Exercise details - Every record must appear in your copy exactly as written, with no pictures.

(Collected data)
********

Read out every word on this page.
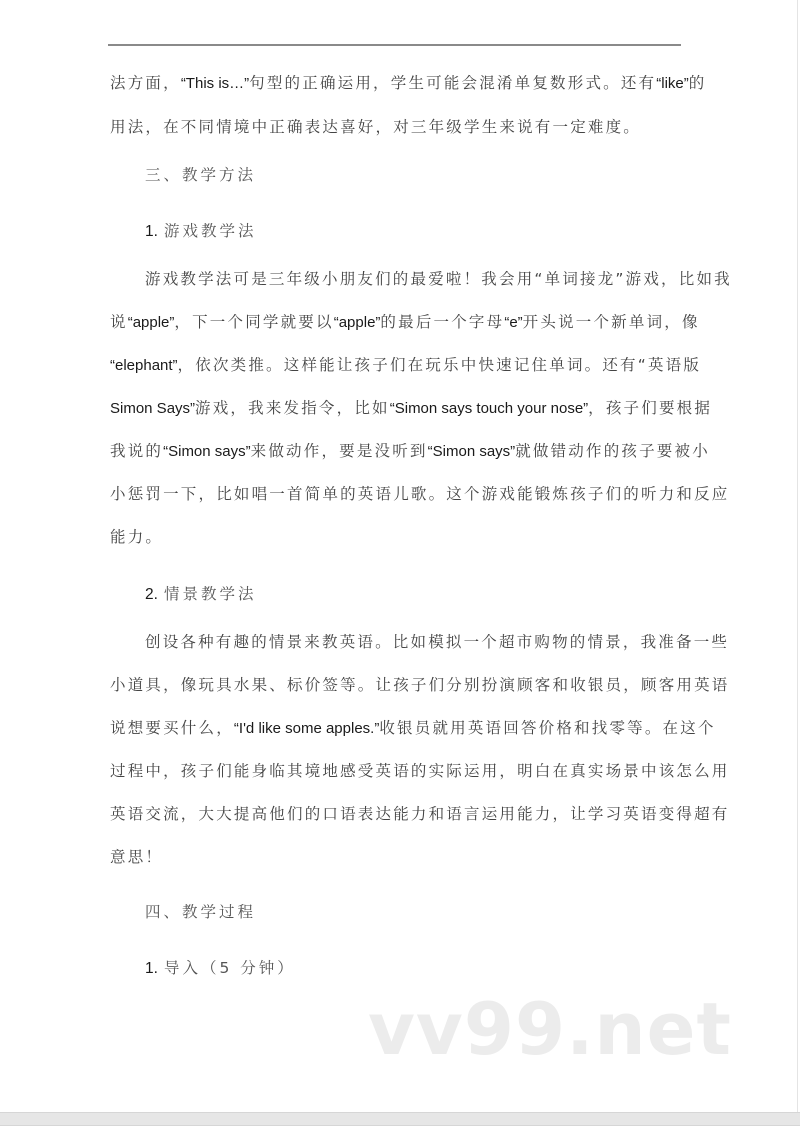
法方面，“This is…”句型的正确运用，学生可能会混淆单复数形式。还有“like”的
用法，在不同情境中正确表达喜好，对三年级学生来说有一定难度。
三、教学方法
1. 游戏教学法
游戏教学法可是三年级小朋友们的最爱啦！我会用“单词接龙”游戏，比如我
说“apple”，下一个同学就要以“apple”的最后一个字母“e”开头说一个新单词，像
“elephant”，依次类推。这样能让孩子们在玩乐中快速记住单词。还有“英语版
Simon Says”游戏，我来发指令，比如“Simon says touch your nose”，孩子们要根据
我说的“Simon says”来做动作，要是没听到“Simon says”就做错动作的孩子要被小
小惩罚一下，比如唱一首简单的英语儿歌。这个游戏能锻炼孩子们的听力和反应
能力。
2. 情景教学法
创设各种有趣的情景来教英语。比如模拟一个超市购物的情景，我准备一些
小道具，像玩具水果、标价签等。让孩子们分别扮演顾客和收银员，顾客用英语
说想要买什么，“I'd like some apples.”收银员就用英语回答价格和找零等。在这个
过程中，孩子们能身临其境地感受英语的实际运用，明白在真实场景中该怎么用
英语交流，大大提高他们的口语表达能力和语言运用能力，让学习英语变得超有
意思！
四、教学过程
1. 导入（5 分钟）
vv99.net
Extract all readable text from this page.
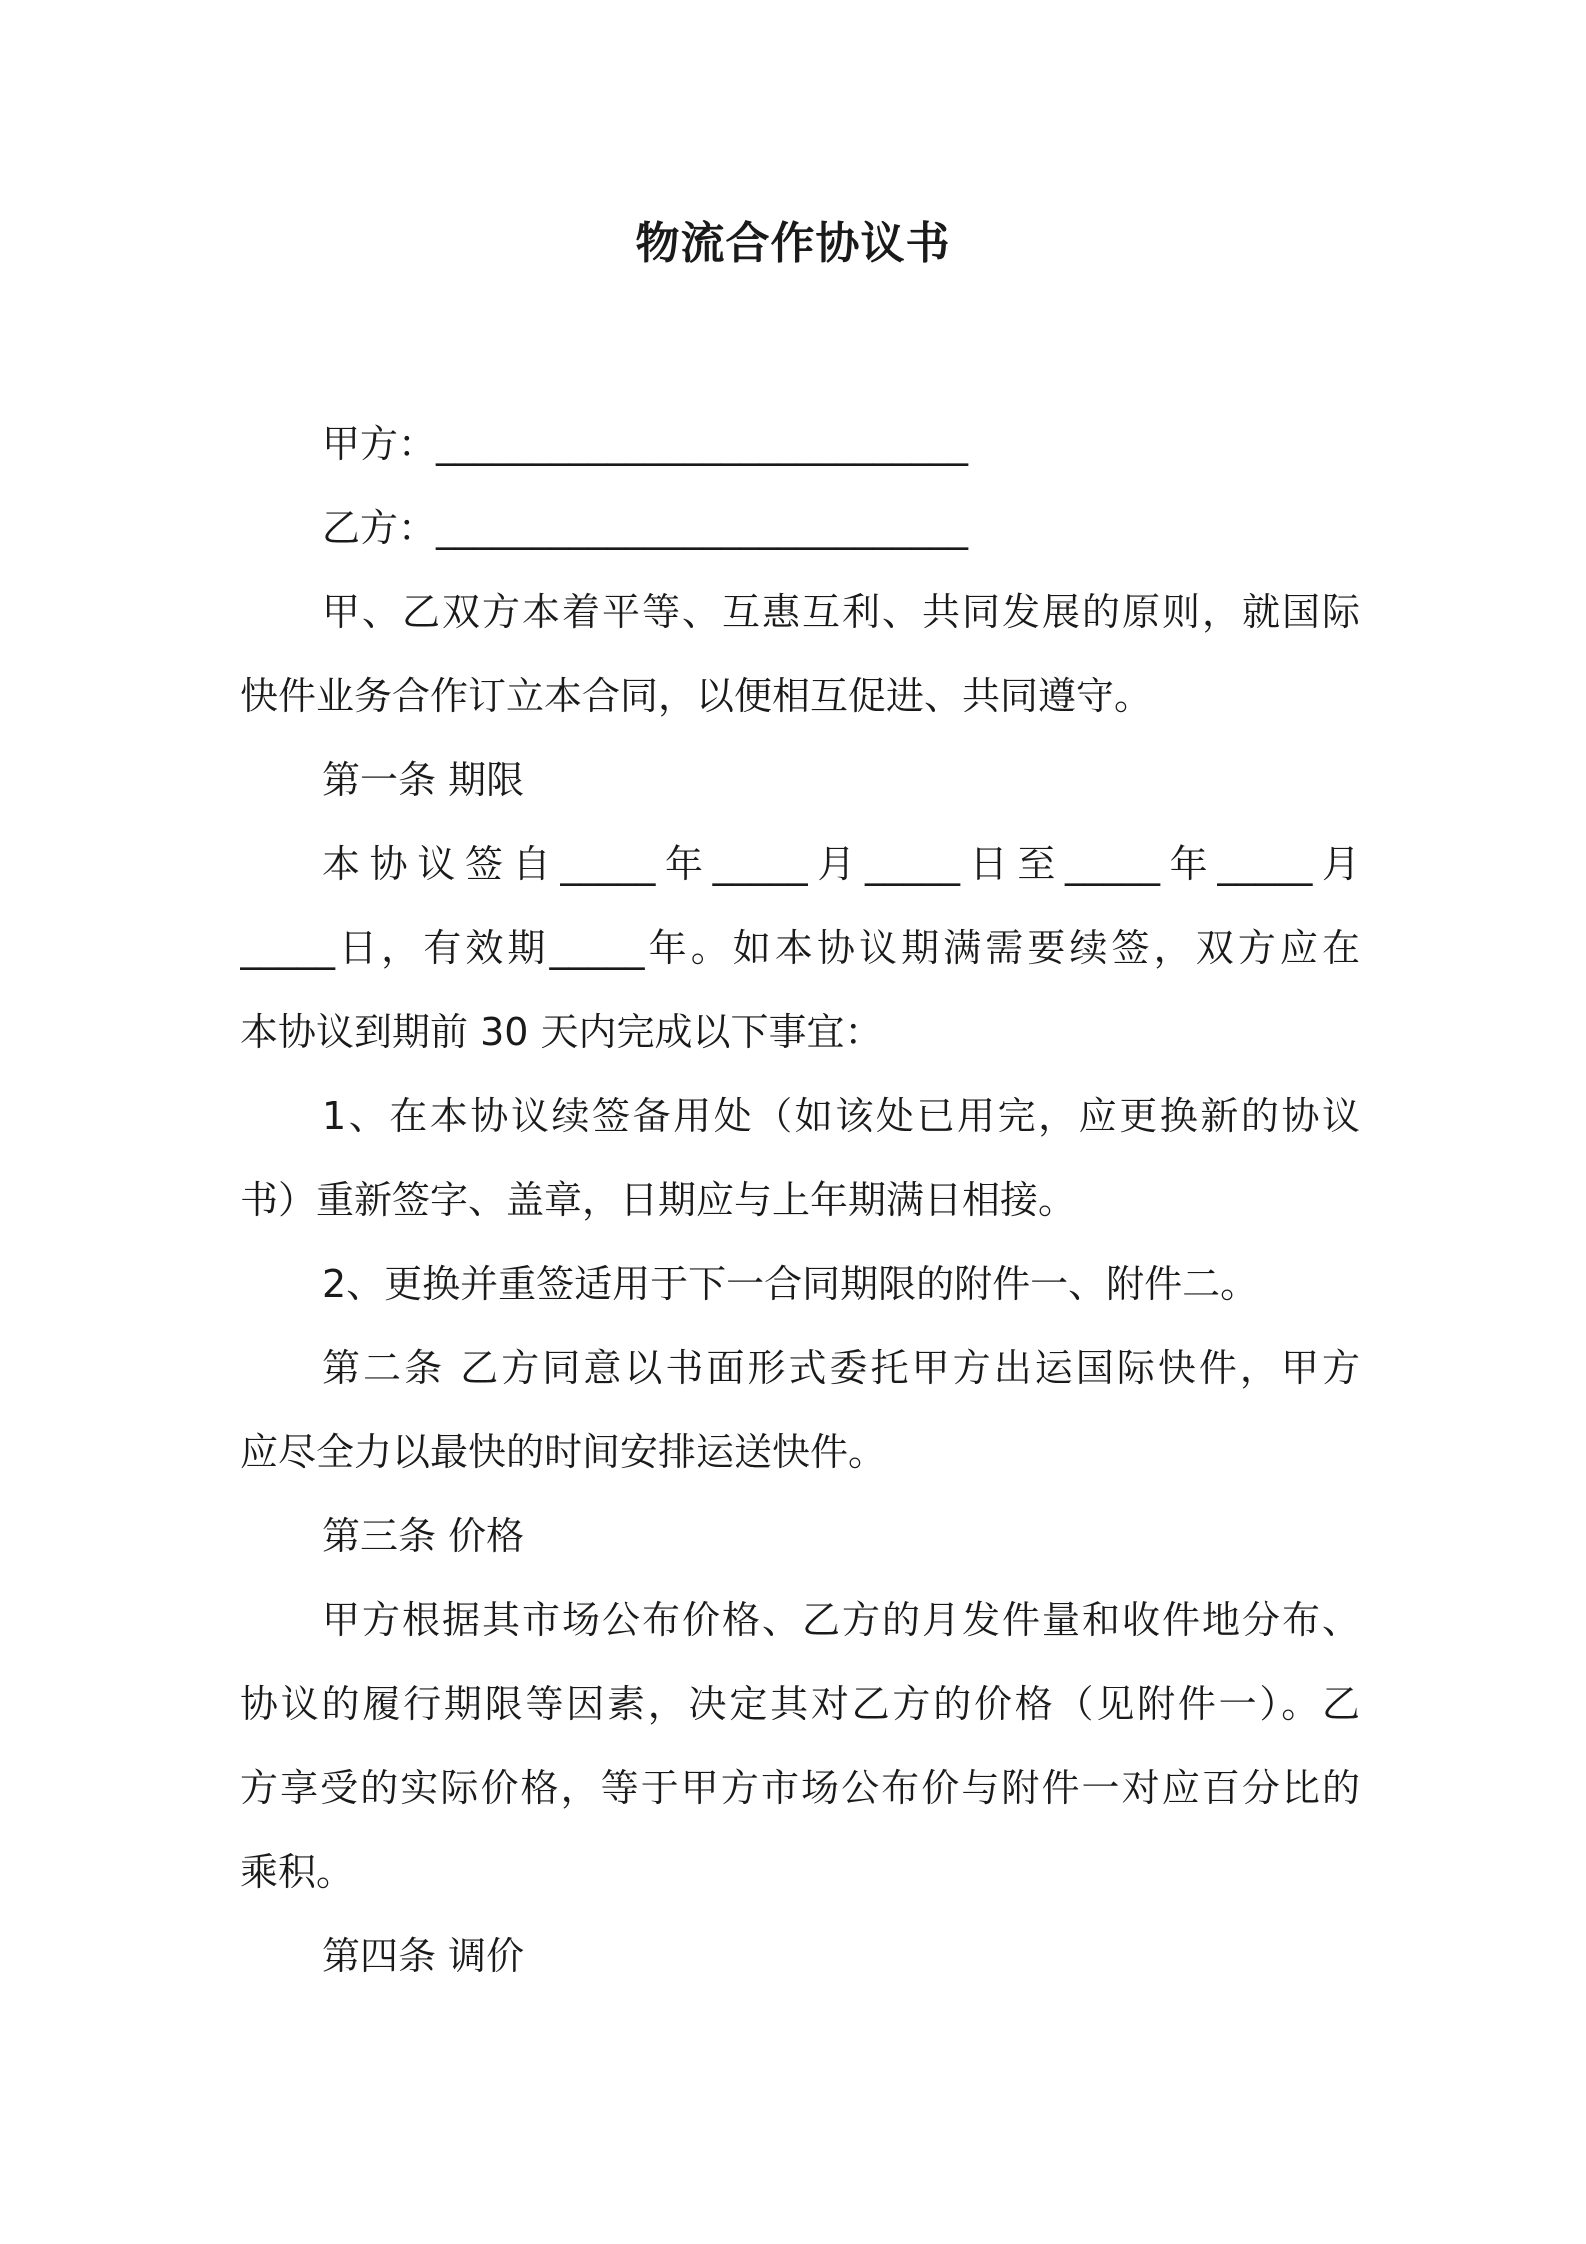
物流合作协议书
甲方：____________________________
乙方：____________________________
甲、乙双方本着平等、互惠互利、共同发展的原则，就国际
快件业务合作订立本合同，以便相互促进、共同遵守。
第一条 期限
本协议签自_____年_____月_____日至_____年_____月
_____日，有效期_____年。如本协议期满需要续签，双方应在
本协议到期前 30 天内完成以下事宜：
1、在本协议续签备用处（如该处已用完，应更换新的协议
书）重新签字、盖章，日期应与上年期满日相接。
2、更换并重签适用于下一合同期限的附件一、附件二。
第二条 乙方同意以书面形式委托甲方出运国际快件，甲方
应尽全力以最快的时间安排运送快件。
第三条 价格
甲方根据其市场公布价格、乙方的月发件量和收件地分布、
协议的履行期限等因素，决定其对乙方的价格（见附件一）。乙
方享受的实际价格，等于甲方市场公布价与附件一对应百分比的
乘积。
第四条 调价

********

Reply to the task -
Read out every word on this page.
法方面，“This is…”句型的正确运用，学生可能会混淆单复数形式。还有“like”的
用法，在不同情境中正确表达喜好，对三年级学生来说有一定难度。
三、教学方法
1. 游戏教学法
游戏教学法可是三年级小朋友们的最爱啦！我会用“单词接龙”游戏，比如我
说“apple”，下一个同学就要以“apple”的最后一个字母“e”开头说一个新单词，像
“elephant”，依次类推。这样能让孩子们在玩乐中快速记住单词。还有“英语版
Simon Says”游戏，我来发指令，比如“Simon says touch your nose”，孩子们要根据
我说的“Simon says”来做动作，要是没听到“Simon says”就做错动作的孩子要被小
小惩罚一下，比如唱一首简单的英语儿歌。这个游戏能锻炼孩子们的听力和反应
能力。
2. 情景教学法
创设各种有趣的情景来教英语。比如模拟一个超市购物的情景，我准备一些
小道具，像玩具水果、标价签等。让孩子们分别扮演顾客和收银员，顾客用英语
说想要买什么，“I'd like some apples.”收银员就用英语回答价格和找零等。在这个
过程中，孩子们能身临其境地感受英语的实际运用，明白在真实场景中该怎么用
英语交流，大大提高他们的口语表达能力和语言运用能力，让学习英语变得超有
意思！
四、教学过程
1. 导入（5 分钟）
vv99.net
Extract all readable text from this page.
物流合作协议书
甲方：____________________________
乙方：____________________________
甲、乙双方本着平等、互惠互利、共同发展的原则，就国际
快件业务合作订立本合同，以便相互促进、共同遵守。
第一条 期限
本协议签自_____年_____月_____日至_____年_____月
_____日，有效期_____年。如本协议期满需要续签，双方应在
本协议到期前 30 天内完成以下事宜：
1、在本协议续签备用处（如该处已用完，应更换新的协议
书）重新签字、盖章，日期应与上年期满日相接。
2、更换并重签适用于下一合同期限的附件一、附件二。
第二条 乙方同意以书面形式委托甲方出运国际快件，甲方
应尽全力以最快的时间安排运送快件。
第三条 价格
甲方根据其市场公布价格、乙方的月发件量和收件地分布、
协议的履行期限等因素，决定其对乙方的价格（见附件一）。乙
方享受的实际价格，等于甲方市场公布价与附件一对应百分比的
乘积。
第四条 调价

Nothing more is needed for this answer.